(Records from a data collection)
»»

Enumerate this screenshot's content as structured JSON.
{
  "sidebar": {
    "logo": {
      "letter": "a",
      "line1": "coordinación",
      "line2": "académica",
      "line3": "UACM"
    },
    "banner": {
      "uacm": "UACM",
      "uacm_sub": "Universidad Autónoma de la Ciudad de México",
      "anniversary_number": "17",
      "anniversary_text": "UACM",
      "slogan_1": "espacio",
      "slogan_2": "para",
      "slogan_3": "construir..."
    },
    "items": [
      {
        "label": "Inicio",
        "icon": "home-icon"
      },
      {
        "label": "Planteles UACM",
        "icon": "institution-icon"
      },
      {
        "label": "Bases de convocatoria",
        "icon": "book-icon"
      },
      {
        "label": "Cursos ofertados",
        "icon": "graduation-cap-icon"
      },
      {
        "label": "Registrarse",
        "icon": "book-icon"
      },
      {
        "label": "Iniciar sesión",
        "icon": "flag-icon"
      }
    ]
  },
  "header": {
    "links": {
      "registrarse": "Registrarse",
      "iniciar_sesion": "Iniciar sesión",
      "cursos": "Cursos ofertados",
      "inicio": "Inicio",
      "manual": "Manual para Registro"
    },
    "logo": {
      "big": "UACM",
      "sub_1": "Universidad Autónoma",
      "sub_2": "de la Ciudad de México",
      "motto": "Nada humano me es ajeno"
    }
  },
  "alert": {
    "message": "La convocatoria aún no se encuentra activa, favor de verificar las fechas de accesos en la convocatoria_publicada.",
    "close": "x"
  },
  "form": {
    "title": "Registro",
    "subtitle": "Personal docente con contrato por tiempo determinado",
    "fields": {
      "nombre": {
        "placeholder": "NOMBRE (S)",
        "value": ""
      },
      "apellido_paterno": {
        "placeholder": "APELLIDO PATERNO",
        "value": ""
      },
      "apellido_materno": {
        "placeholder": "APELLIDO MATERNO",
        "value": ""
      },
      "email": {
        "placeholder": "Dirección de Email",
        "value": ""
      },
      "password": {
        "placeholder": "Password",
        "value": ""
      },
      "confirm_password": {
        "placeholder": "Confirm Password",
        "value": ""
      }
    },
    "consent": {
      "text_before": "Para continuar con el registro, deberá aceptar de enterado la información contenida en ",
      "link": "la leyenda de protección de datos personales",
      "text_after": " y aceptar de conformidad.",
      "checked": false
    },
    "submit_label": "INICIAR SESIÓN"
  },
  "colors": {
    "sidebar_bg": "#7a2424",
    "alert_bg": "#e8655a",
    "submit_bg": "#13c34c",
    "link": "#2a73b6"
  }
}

««

SHORT PROBLEM –
Exactly reproduce all of the entries.

WRITTEN SOLUTION –
Enumerate this screenshot's content as structured JSON.
{
  "sidebar": {
    "logo": {
      "letter": "a",
      "line1": "coordinación",
      "line2": "académica",
      "line3": "UACM"
    },
    "banner": {
      "uacm": "UACM",
      "uacm_sub": "Universidad Autónoma de la Ciudad de México",
      "anniversary_number": "17",
      "anniversary_text": "UACM",
      "slogan_1": "espacio",
      "slogan_2": "para",
      "slogan_3": "construir..."
    },
    "items": [
      {
        "label": "Inicio",
        "icon": "home-icon"
      },
      {
        "label": "Planteles UACM",
        "icon": "institution-icon"
      },
      {
        "label": "Bases de convocatoria",
        "icon": "book-icon"
      },
      {
        "label": "Cursos ofertados",
        "icon": "graduation-cap-icon"
      },
      {
        "label": "Registrarse",
        "icon": "book-icon"
      },
      {
        "label": "Iniciar sesión",
        "icon": "flag-icon"
      }
    ]
  },
  "header": {
    "links": {
      "registrarse": "Registrarse",
      "iniciar_sesion": "Iniciar sesión",
      "cursos": "Cursos ofertados",
      "inicio": "Inicio",
      "manual": "Manual para Registro"
    },
    "logo": {
      "big": "UACM",
      "sub_1": "Universidad Autónoma",
      "sub_2": "de la Ciudad de México",
      "motto": "Nada humano me es ajeno"
    }
  },
  "alert": {
    "message": "La convocatoria aún no se encuentra activa, favor de verificar las fechas de accesos en la convocatoria_publicada.",
    "close": "x"
  },
  "form": {
    "title": "Registro",
    "subtitle": "Personal docente con contrato por tiempo determinado",
    "fields": {
      "nombre": {
        "placeholder": "NOMBRE (S)",
        "value": ""
      },
      "apellido_paterno": {
        "placeholder": "APELLIDO PATERNO",
        "value": ""
      },
      "apellido_materno": {
        "placeholder": "APELLIDO MATERNO",
        "value": ""
      },
      "email": {
        "placeholder": "Dirección de Email",
        "value": ""
      },
      "password": {
        "placeholder": "Password",
        "value": ""
      },
      "confirm_password": {
        "placeholder": "Confirm Password",
        "value": ""
      }
    },
    "consent": {
      "text_before": "Para continuar con el registro, deberá aceptar de enterado la información contenida en ",
      "link": "la leyenda de protección de datos personales",
      "text_after": " y aceptar de conformidad.",
      "checked": false
    },
    "submit_label": "INICIAR SESIÓN"
  },
  "colors": {
    "sidebar_bg": "#7a2424",
    "alert_bg": "#e8655a",
    "submit_bg": "#13c34c",
    "link": "#2a73b6"
  }
}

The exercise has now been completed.